### [Written problem]
Return every record below exactly as written, omitting any pictures.

### [Task inputs]
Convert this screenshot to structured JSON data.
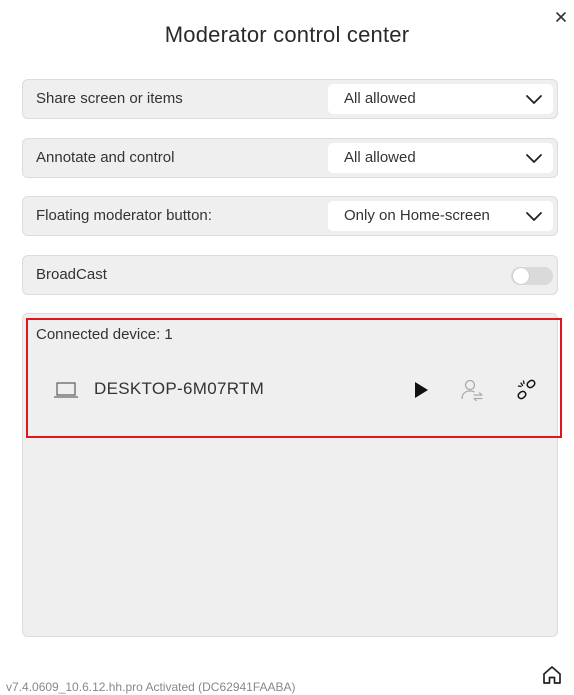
{
  "dialog": {
    "title": "Moderator control center",
    "close_icon": "close-icon"
  },
  "settings": [
    {
      "label": "Share screen or items",
      "value": "All allowed"
    },
    {
      "label": "Annotate and control",
      "value": "All allowed"
    },
    {
      "label": "Floating moderator button:",
      "value": "Only on Home-screen"
    }
  ],
  "broadcast": {
    "label": "BroadCast",
    "enabled": false
  },
  "devices": {
    "connected_label": "Connected device: 1",
    "items": [
      {
        "name": "DESKTOP-6M07RTM",
        "icon": "laptop-icon",
        "actions": [
          "play-icon",
          "user-transfer-icon",
          "unlink-icon"
        ]
      }
    ]
  },
  "footer": {
    "version": "v7.4.0609_10.6.12.hh.pro Activated (DC62941FAABA)",
    "home_icon": "home-icon"
  },
  "colors": {
    "highlight_border": "#e0161b",
    "row_background": "#efefef",
    "toggle_off": "#dadada"
  }
}
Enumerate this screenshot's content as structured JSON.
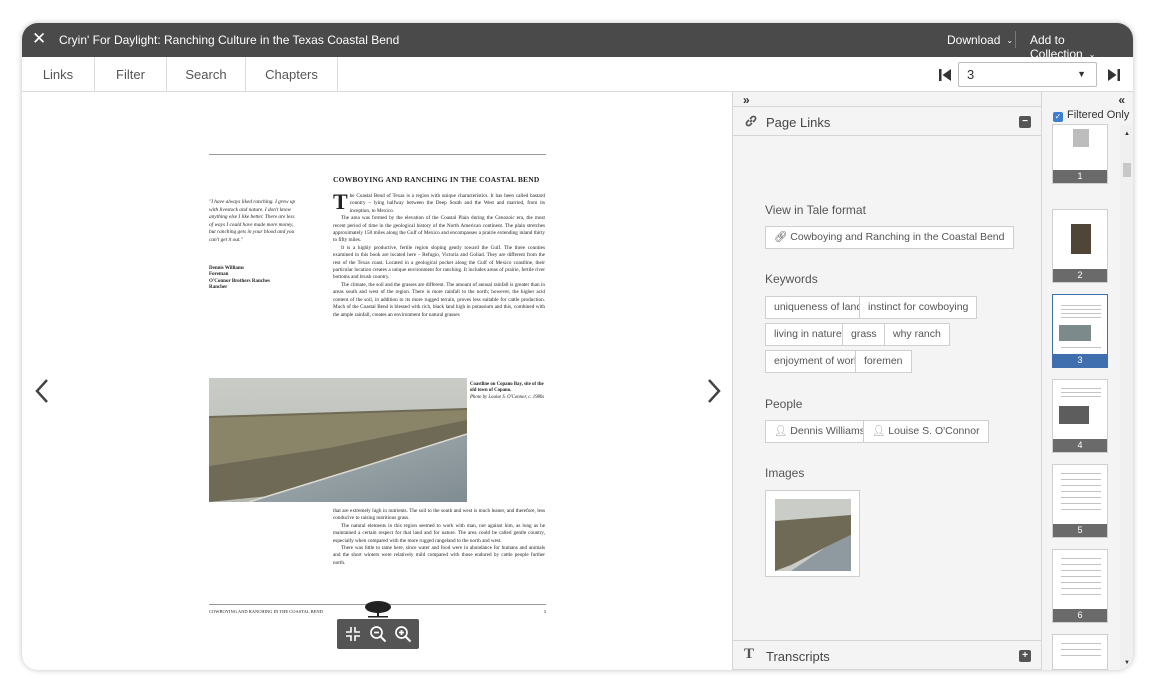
{
  "window": {
    "title": "Cryin' For Daylight: Ranching Culture in the Texas Coastal Bend",
    "download_label": "Download",
    "collection_label": "Add to Collection"
  },
  "toolbar": {
    "tabs": [
      "Links",
      "Filter",
      "Search",
      "Chapters"
    ],
    "page_value": "3"
  },
  "document": {
    "heading": "COWBOYING AND RANCHING IN THE COASTAL BEND",
    "quote": "\"I have always liked ranching. I grew up with livestock and nature. I don't know anything else I like better. There are less of ways I could have made more money, but ranching gets in your blood and you can't get it out.\"",
    "credit_name": "Dennis Williams",
    "credit_role": "Foreman",
    "credit_org": "O'Connor Brothers Ranches",
    "credit_org2": "Rancher",
    "dropcap": "T",
    "para1": "he Coastal Bend of Texas is a region with unique characteristics. It has been called bastard country – lying halfway between the Deep South and the West and married, from its inception, to Mexico.",
    "para2": "The area was formed by the elevation of the Coastal Plain during the Cenozoic era, the most recent period of time in the geological history of the North American continent. The plain stretches approximately 150 miles along the Gulf of Mexico and encompasses a prairie extending inland thirty to fifty miles.",
    "para3": "It is a highly productive, fertile region sloping gently toward the Gulf. The three counties examined in this book are located here – Refugio, Victoria and Goliad. They are different from the rest of the Texas coast. Located in a geological pocket along the Gulf of Mexico coastline, their particular location creates a unique environment for ranching. It includes areas of prairie, fertile river bottoms and brush country.",
    "para4": "The climate, the soil and the grasses are different. The amount of annual rainfall is greater than in areas south and west of the region. There is more rainfall to the north; however, the higher acid content of the soil, in addition to its more rugged terrain, proves less suitable for cattle production. Much of the Coastal Bend is blessed with rich, black land high in potassium and this, combined with the ample rainfall, creates an environment for natural grasses",
    "caption_bold": "Coastline on Copano Bay, site of the old town of Copano.",
    "caption_italic": "Photo by Louise S. O'Connor, c. 1980s",
    "para5": "that are extremely high in nutrients. The soil to the south and west is much leaner, and therefore, less conducive to raising nutritious grass.",
    "para6": "The natural elements in this region seemed to work with man, not against him, as long as he maintained a certain respect for that land and for nature. The area could be called gentle country, especially when compared with the more rugged rangeland to the north and west.",
    "para7": "There was little to tame here, since water and food were in abundance for humans and animals and the short winters were relatively mild compared with those endured by cattle people further north.",
    "footer_left": "COWBOYING AND RANCHING IN THE COASTAL BEND",
    "footer_right": "3"
  },
  "right_panel": {
    "page_links_title": "Page Links",
    "tale_label": "View in Tale format",
    "tale_link": "Cowboying and Ranching in the Coastal Bend",
    "keywords_label": "Keywords",
    "keywords": [
      "uniqueness of land",
      "instinct for cowboying",
      "living in nature",
      "grass",
      "why ranch",
      "enjoyment of work",
      "foremen"
    ],
    "people_label": "People",
    "people": [
      "Dennis Williams",
      "Louise S. O'Connor"
    ],
    "images_label": "Images",
    "transcripts_title": "Transcripts"
  },
  "thumbnails": {
    "filtered_only_label": "Filtered Only",
    "pages": [
      "1",
      "2",
      "3",
      "4",
      "5",
      "6"
    ],
    "selected": "3"
  }
}
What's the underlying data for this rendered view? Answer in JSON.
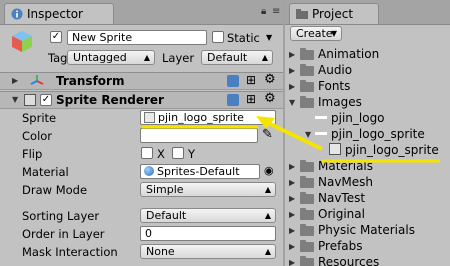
{
  "inspector": {
    "tab_label": "Inspector",
    "object_active": true,
    "object_name": "New Sprite",
    "static_label": "Static",
    "tag_label": "Tag",
    "tag_value": "Untagged",
    "layer_label": "Layer",
    "layer_value": "Default",
    "components": {
      "transform": {
        "title": "Transform"
      },
      "sprite_renderer": {
        "title": "Sprite Renderer",
        "enabled": true,
        "fields": {
          "sprite_label": "Sprite",
          "sprite_value": "pjin_logo_sprite",
          "color_label": "Color",
          "color_value": "#ffffff",
          "flip_label": "Flip",
          "flip_x": "X",
          "flip_y": "Y",
          "material_label": "Material",
          "material_value": "Sprites-Default",
          "draw_mode_label": "Draw Mode",
          "draw_mode_value": "Simple",
          "sorting_layer_label": "Sorting Layer",
          "sorting_layer_value": "Default",
          "order_label": "Order in Layer",
          "order_value": "0",
          "mask_label": "Mask Interaction",
          "mask_value": "None"
        }
      }
    }
  },
  "project": {
    "tab_label": "Project",
    "create_label": "Create",
    "tree": [
      {
        "label": "Animation",
        "kind": "folder",
        "expanded": false
      },
      {
        "label": "Audio",
        "kind": "folder",
        "expanded": false
      },
      {
        "label": "Fonts",
        "kind": "folder",
        "expanded": false
      },
      {
        "label": "Images",
        "kind": "folder",
        "expanded": true
      },
      {
        "label": "pjin_logo",
        "kind": "texture"
      },
      {
        "label": "pjin_logo_sprite",
        "kind": "texture",
        "expanded": true
      },
      {
        "label": "pjin_logo_sprite",
        "kind": "sprite"
      },
      {
        "label": "Materials",
        "kind": "folder",
        "expanded": false
      },
      {
        "label": "NavMesh",
        "kind": "folder",
        "expanded": false
      },
      {
        "label": "NavTest",
        "kind": "folder",
        "expanded": false
      },
      {
        "label": "Original",
        "kind": "folder",
        "expanded": false
      },
      {
        "label": "Physic Materials",
        "kind": "folder",
        "expanded": false
      },
      {
        "label": "Prefabs",
        "kind": "folder",
        "expanded": false
      },
      {
        "label": "Resources",
        "kind": "folder",
        "expanded": false
      }
    ]
  },
  "annotation": {
    "color": "#f5e400"
  }
}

### [The reply]
Convert this screenshot to structured JSON data.
{
  "dialog": {
    "title": "Moderator control center",
    "close_icon": "close-icon"
  },
  "settings": [
    {
      "label": "Share screen or items",
      "value": "All allowed"
    },
    {
      "label": "Annotate and control",
      "value": "All allowed"
    },
    {
      "label": "Floating moderator button:",
      "value": "Only on Home-screen"
    }
  ],
  "broadcast": {
    "label": "BroadCast",
    "enabled": false
  },
  "devices": {
    "connected_label": "Connected device: 1",
    "items": [
      {
        "name": "DESKTOP-6M07RTM",
        "icon": "laptop-icon",
        "actions": [
          "play-icon",
          "user-transfer-icon",
          "unlink-icon"
        ]
      }
    ]
  },
  "footer": {
    "version": "v7.4.0609_10.6.12.hh.pro Activated (DC62941FAABA)",
    "home_icon": "home-icon"
  },
  "colors": {
    "highlight_border": "#e0161b",
    "row_background": "#efefef",
    "toggle_off": "#dadada"
  }
}
Enumerate this screenshot's content as structured JSON.
{
  "window": {
    "title": "Cryin' For Daylight: Ranching Culture in the Texas Coastal Bend",
    "download_label": "Download",
    "collection_label": "Add to Collection"
  },
  "toolbar": {
    "tabs": [
      "Links",
      "Filter",
      "Search",
      "Chapters"
    ],
    "page_value": "3"
  },
  "document": {
    "heading": "COWBOYING AND RANCHING IN THE COASTAL BEND",
    "quote": "\"I have always liked ranching. I grew up with livestock and nature. I don't know anything else I like better. There are less of ways I could have made more money, but ranching gets in your blood and you can't get it out.\"",
    "credit_name": "Dennis Williams",
    "credit_role": "Foreman",
    "credit_org": "O'Connor Brothers Ranches",
    "credit_org2": "Rancher",
    "dropcap": "T",
    "para1": "he Coastal Bend of Texas is a region with unique characteristics. It has been called bastard country – lying halfway between the Deep South and the West and married, from its inception, to Mexico.",
    "para2": "The area was formed by the elevation of the Coastal Plain during the Cenozoic era, the most recent period of time in the geological history of the North American continent. The plain stretches approximately 150 miles along the Gulf of Mexico and encompasses a prairie extending inland thirty to fifty miles.",
    "para3": "It is a highly productive, fertile region sloping gently toward the Gulf. The three counties examined in this book are located here – Refugio, Victoria and Goliad. They are different from the rest of the Texas coast. Located in a geological pocket along the Gulf of Mexico coastline, their particular location creates a unique environment for ranching. It includes areas of prairie, fertile river bottoms and brush country.",
    "para4": "The climate, the soil and the grasses are different. The amount of annual rainfall is greater than in areas south and west of the region. There is more rainfall to the north; however, the higher acid content of the soil, in addition to its more rugged terrain, proves less suitable for cattle production. Much of the Coastal Bend is blessed with rich, black land high in potassium and this, combined with the ample rainfall, creates an environment for natural grasses",
    "caption_bold": "Coastline on Copano Bay, site of the old town of Copano.",
    "caption_italic": "Photo by Louise S. O'Connor, c. 1980s",
    "para5": "that are extremely high in nutrients. The soil to the south and west is much leaner, and therefore, less conducive to raising nutritious grass.",
    "para6": "The natural elements in this region seemed to work with man, not against him, as long as he maintained a certain respect for that land and for nature. The area could be called gentle country, especially when compared with the more rugged rangeland to the north and west.",
    "para7": "There was little to tame here, since water and food were in abundance for humans and animals and the short winters were relatively mild compared with those endured by cattle people further north.",
    "footer_left": "COWBOYING AND RANCHING IN THE COASTAL BEND",
    "footer_right": "3"
  },
  "right_panel": {
    "page_links_title": "Page Links",
    "tale_label": "View in Tale format",
    "tale_link": "Cowboying and Ranching in the Coastal Bend",
    "keywords_label": "Keywords",
    "keywords": [
      "uniqueness of land",
      "instinct for cowboying",
      "living in nature",
      "grass",
      "why ranch",
      "enjoyment of work",
      "foremen"
    ],
    "people_label": "People",
    "people": [
      "Dennis Williams",
      "Louise S. O'Connor"
    ],
    "images_label": "Images",
    "transcripts_title": "Transcripts"
  },
  "thumbnails": {
    "filtered_only_label": "Filtered Only",
    "pages": [
      "1",
      "2",
      "3",
      "4",
      "5",
      "6"
    ],
    "selected": "3"
  }
}
What's the underlying data for this rendered view? Answer in JSON.
{
  "inspector": {
    "tab_label": "Inspector",
    "object_active": true,
    "object_name": "New Sprite",
    "static_label": "Static",
    "tag_label": "Tag",
    "tag_value": "Untagged",
    "layer_label": "Layer",
    "layer_value": "Default",
    "components": {
      "transform": {
        "title": "Transform"
      },
      "sprite_renderer": {
        "title": "Sprite Renderer",
        "enabled": true,
        "fields": {
          "sprite_label": "Sprite",
          "sprite_value": "pjin_logo_sprite",
          "color_label": "Color",
          "color_value": "#ffffff",
          "flip_label": "Flip",
          "flip_x": "X",
          "flip_y": "Y",
          "material_label": "Material",
          "material_value": "Sprites-Default",
          "draw_mode_label": "Draw Mode",
          "draw_mode_value": "Simple",
          "sorting_layer_label": "Sorting Layer",
          "sorting_layer_value": "Default",
          "order_label": "Order in Layer",
          "order_value": "0",
          "mask_label": "Mask Interaction",
          "mask_value": "None"
        }
      }
    }
  },
  "project": {
    "tab_label": "Project",
    "create_label": "Create",
    "tree": [
      {
        "label": "Animation",
        "kind": "folder",
        "expanded": false
      },
      {
        "label": "Audio",
        "kind": "folder",
        "expanded": false
      },
      {
        "label": "Fonts",
        "kind": "folder",
        "expanded": false
      },
      {
        "label": "Images",
        "kind": "folder",
        "expanded": true
      },
      {
        "label": "pjin_logo",
        "kind": "texture"
      },
      {
        "label": "pjin_logo_sprite",
        "kind": "texture",
        "expanded": true
      },
      {
        "label": "pjin_logo_sprite",
        "kind": "sprite"
      },
      {
        "label": "Materials",
        "kind": "folder",
        "expanded": false
      },
      {
        "label": "NavMesh",
        "kind": "folder",
        "expanded": false
      },
      {
        "label": "NavTest",
        "kind": "folder",
        "expanded": false
      },
      {
        "label": "Original",
        "kind": "folder",
        "expanded": false
      },
      {
        "label": "Physic Materials",
        "kind": "folder",
        "expanded": false
      },
      {
        "label": "Prefabs",
        "kind": "folder",
        "expanded": false
      },
      {
        "label": "Resources",
        "kind": "folder",
        "expanded": false
      }
    ]
  },
  "annotation": {
    "color": "#f5e400"
  }
}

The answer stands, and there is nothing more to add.